_WHAT IS BEING ASKED_. Work out how many lines in the listing below include the word "officer"; answer with the number alone.

_Dataset excerpt_.

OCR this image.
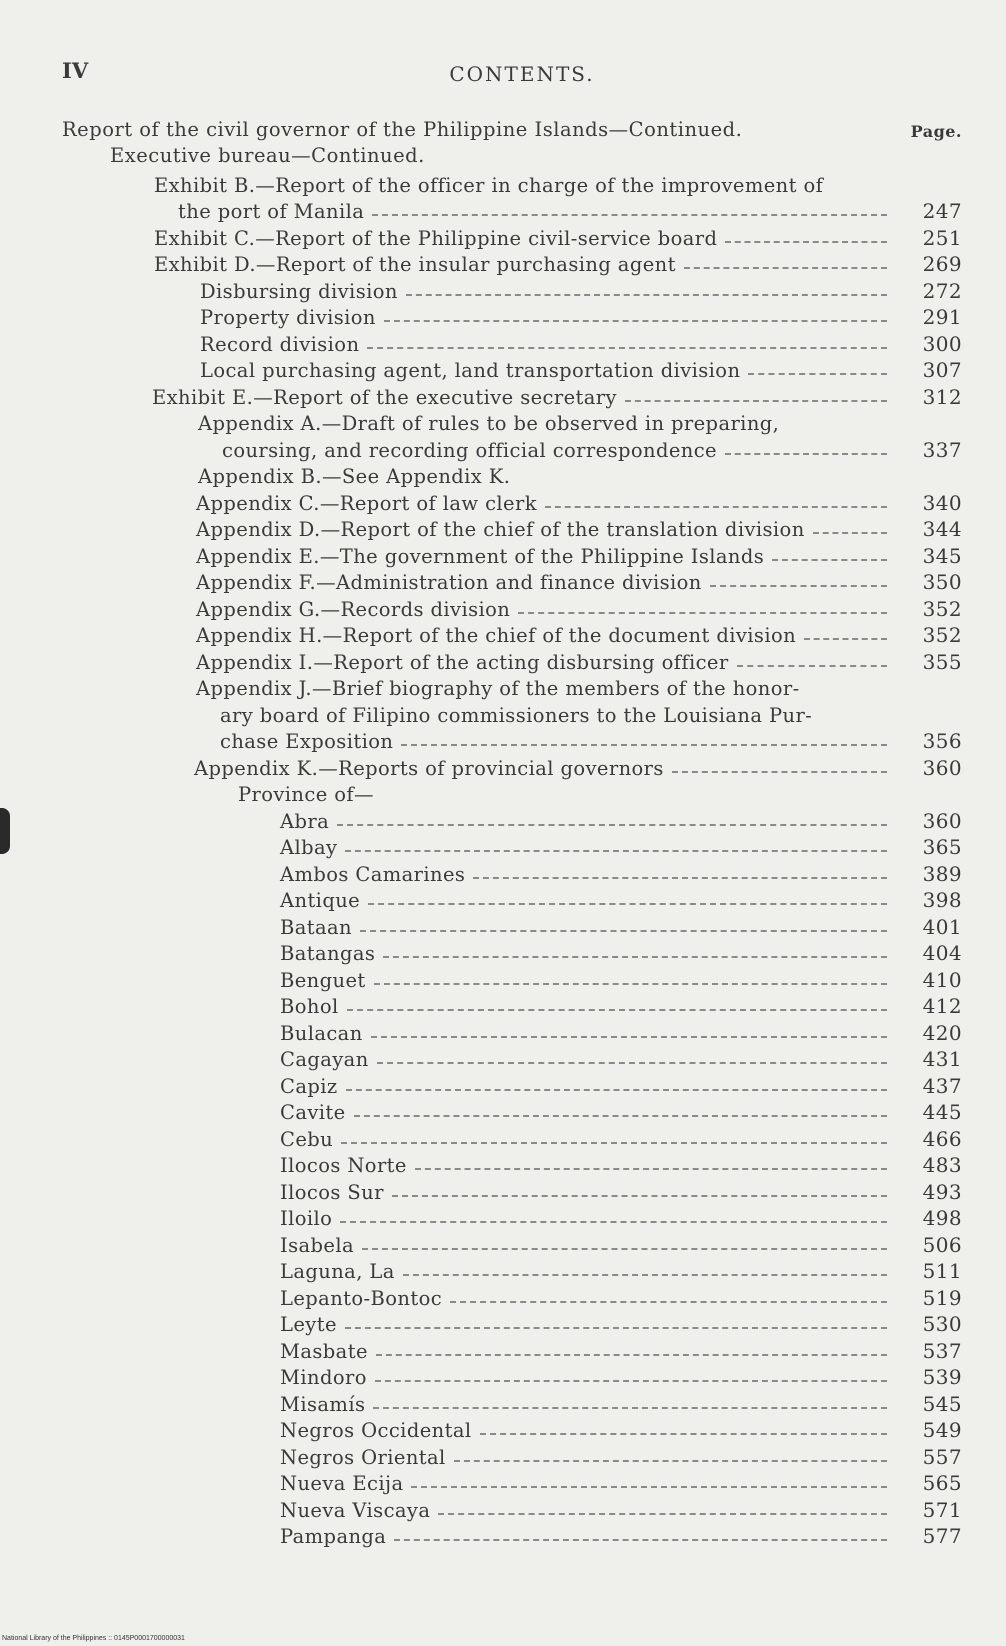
IV	CONTENTS.
Report of the civil governor of the Philippine Islands—Continued.	Page.
Executive bureau—Continued.
Exhibit B.—Report of the officer in charge of the improvement of
the port of Manila	247
Exhibit C.—Report of the Philippine civil-service board	251
Exhibit D.—Report of the insular purchasing agent	269
Disbursing division	272
Property division	291
Record division	300
Local purchasing agent, land transportation division	307
Exhibit E.—Report of the executive secretary	312
Appendix A.—Draft of rules to be observed in preparing,
coursing, and recording official correspondence	337
Appendix B.—See Appendix K.
Appendix C.—Report of law clerk	340
Appendix D.—Report of the chief of the translation division	344
Appendix E.—The government of the Philippine Islands	345
Appendix F.—Administration and finance division	350
Appendix G.—Records division	352
Appendix H.—Report of the chief of the document division	352
Appendix I.—Report of the acting disbursing officer	355
Appendix J.—Brief biography of the members of the honor-
ary board of Filipino commissioners to the Louisiana Pur-
chase Exposition	356
Appendix K.—Reports of provincial governors	360
Province of—
Abra	360
Albay	365
Ambos Camarines	389
Antique	398
Bataan	401
Batangas	404
Benguet	410
Bohol	412
Bulacan	420
Cagayan	431
Capiz	437
Cavite	445
Cebu	466
Ilocos Norte	483
Ilocos Sur	493
Iloilo	498
Isabela	506
Laguna, La	511
Lepanto-Bontoc	519
Leyte	530
Masbate	537
Mindoro	539
Misamís	545
Negros Occidental	549
Negros Oriental	557
Nueva Ecija	565
Nueva Viscaya	571
Pampanga	577
National Library of the Philippines :: 0145P0001700000031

_RESPONSE TO THIS EXERCISE_. 2